_Objective_
In the records below, could you put the lines from the one with "Localize each UI" to the one with "eye-icon[interactable] xyxy=(1902,34,1949,81)" into a JSON list of strings, with one string per line and blank lines left out?

_Provided material_
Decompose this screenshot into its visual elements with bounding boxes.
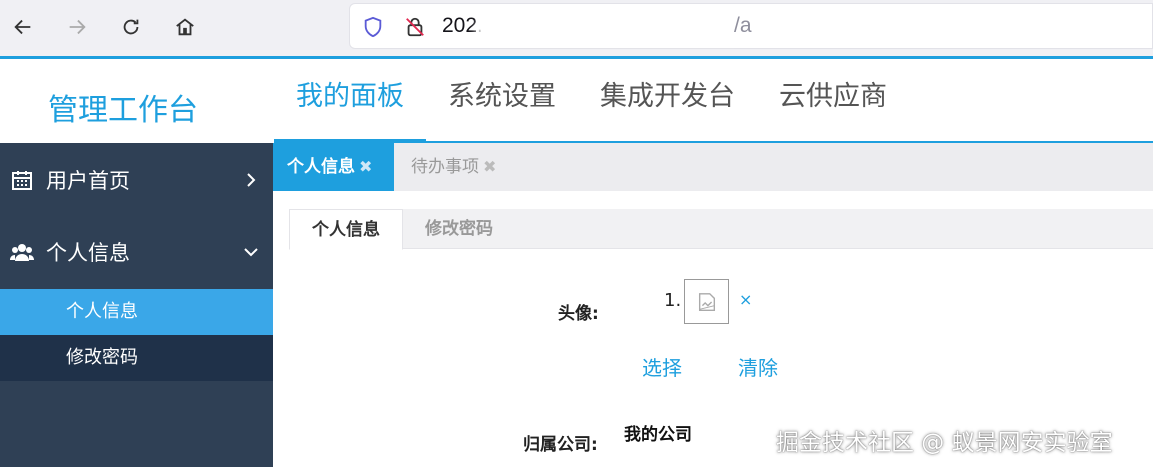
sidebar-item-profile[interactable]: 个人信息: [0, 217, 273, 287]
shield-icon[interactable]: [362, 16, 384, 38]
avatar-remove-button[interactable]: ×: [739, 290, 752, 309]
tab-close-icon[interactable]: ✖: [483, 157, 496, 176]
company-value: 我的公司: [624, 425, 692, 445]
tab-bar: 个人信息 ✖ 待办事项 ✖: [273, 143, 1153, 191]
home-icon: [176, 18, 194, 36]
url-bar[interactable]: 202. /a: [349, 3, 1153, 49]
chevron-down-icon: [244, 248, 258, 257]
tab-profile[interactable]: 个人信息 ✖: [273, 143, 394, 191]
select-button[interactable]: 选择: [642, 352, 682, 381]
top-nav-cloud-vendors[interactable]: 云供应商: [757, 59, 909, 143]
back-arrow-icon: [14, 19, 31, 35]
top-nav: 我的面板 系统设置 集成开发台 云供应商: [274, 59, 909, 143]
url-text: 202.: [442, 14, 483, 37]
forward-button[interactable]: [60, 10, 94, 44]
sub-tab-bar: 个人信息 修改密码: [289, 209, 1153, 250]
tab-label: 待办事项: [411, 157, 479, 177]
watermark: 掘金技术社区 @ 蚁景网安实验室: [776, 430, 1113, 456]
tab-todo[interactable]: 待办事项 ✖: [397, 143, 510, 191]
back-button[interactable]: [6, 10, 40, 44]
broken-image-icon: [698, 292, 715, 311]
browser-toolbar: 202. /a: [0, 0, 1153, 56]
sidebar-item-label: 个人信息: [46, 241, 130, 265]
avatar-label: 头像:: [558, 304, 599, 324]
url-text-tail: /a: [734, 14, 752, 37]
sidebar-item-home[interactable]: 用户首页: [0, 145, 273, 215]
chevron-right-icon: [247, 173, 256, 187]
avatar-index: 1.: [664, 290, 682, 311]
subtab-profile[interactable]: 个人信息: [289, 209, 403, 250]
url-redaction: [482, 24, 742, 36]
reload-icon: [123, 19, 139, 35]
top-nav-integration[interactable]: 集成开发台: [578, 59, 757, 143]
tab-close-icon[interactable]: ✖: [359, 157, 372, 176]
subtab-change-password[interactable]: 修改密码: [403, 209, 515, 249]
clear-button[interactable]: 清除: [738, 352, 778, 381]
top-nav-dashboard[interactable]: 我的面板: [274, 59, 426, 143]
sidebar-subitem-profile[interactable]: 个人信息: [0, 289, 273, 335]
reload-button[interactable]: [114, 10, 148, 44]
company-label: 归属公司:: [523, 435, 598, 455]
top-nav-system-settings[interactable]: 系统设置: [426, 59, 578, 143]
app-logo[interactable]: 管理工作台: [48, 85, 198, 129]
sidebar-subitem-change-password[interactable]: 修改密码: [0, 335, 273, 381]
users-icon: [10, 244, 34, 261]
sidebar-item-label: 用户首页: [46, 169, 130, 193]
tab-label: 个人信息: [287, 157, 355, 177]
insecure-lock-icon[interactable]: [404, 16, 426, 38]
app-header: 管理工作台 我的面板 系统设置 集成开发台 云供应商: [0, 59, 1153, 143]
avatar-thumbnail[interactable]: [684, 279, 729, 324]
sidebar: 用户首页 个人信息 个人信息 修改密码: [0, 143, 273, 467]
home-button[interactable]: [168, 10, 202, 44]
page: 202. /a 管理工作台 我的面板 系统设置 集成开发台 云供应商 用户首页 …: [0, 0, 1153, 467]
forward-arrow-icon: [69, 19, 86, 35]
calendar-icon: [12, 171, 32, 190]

--

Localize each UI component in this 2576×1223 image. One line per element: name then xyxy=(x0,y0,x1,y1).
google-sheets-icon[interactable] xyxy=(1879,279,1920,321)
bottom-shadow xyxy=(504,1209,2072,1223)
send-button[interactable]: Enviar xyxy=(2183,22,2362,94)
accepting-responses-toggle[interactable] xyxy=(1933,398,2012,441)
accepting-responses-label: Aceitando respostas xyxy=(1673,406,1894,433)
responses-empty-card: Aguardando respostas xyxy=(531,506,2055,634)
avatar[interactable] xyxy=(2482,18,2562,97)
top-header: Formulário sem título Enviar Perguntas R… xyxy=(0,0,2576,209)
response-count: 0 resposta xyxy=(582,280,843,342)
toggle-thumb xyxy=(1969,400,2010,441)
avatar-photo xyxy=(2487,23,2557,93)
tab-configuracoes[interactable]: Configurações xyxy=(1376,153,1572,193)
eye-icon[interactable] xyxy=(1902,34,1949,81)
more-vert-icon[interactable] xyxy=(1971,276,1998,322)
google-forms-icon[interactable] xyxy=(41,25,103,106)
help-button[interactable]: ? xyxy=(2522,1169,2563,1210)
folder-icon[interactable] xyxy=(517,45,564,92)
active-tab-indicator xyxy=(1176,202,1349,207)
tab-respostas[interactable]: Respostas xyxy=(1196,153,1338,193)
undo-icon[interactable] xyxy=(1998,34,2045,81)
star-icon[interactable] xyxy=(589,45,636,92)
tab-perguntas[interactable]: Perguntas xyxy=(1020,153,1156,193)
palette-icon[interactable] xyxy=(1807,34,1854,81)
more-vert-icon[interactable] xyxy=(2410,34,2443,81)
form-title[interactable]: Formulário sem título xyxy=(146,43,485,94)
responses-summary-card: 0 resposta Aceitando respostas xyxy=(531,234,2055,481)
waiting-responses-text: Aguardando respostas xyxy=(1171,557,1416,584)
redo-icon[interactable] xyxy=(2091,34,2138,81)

_Solution to the problem_
[
  "Localize each UI component in this 2576×1223 image. One line per element: name then xyxy=(x0,y0,x1,y1).",
  "google-sheets-icon[interactable] xyxy=(1879,279,1920,321)",
  "bottom-shadow xyxy=(504,1209,2072,1223)",
  "send-button[interactable]: Enviar xyxy=(2183,22,2362,94)",
  "accepting-responses-toggle[interactable] xyxy=(1933,398,2012,441)",
  "accepting-responses-label: Aceitando respostas xyxy=(1673,406,1894,433)",
  "responses-empty-card: Aguardando respostas xyxy=(531,506,2055,634)",
  "avatar[interactable] xyxy=(2482,18,2562,97)",
  "top-header: Formulário sem título Enviar Perguntas R… xyxy=(0,0,2576,209)",
  "response-count: 0 resposta xyxy=(582,280,843,342)",
  "toggle-thumb xyxy=(1969,400,2010,441)",
  "avatar-photo xyxy=(2487,23,2557,93)",
  "tab-configuracoes[interactable]: Configurações xyxy=(1376,153,1572,193)",
  "eye-icon[interactable] xyxy=(1902,34,1949,81)"
]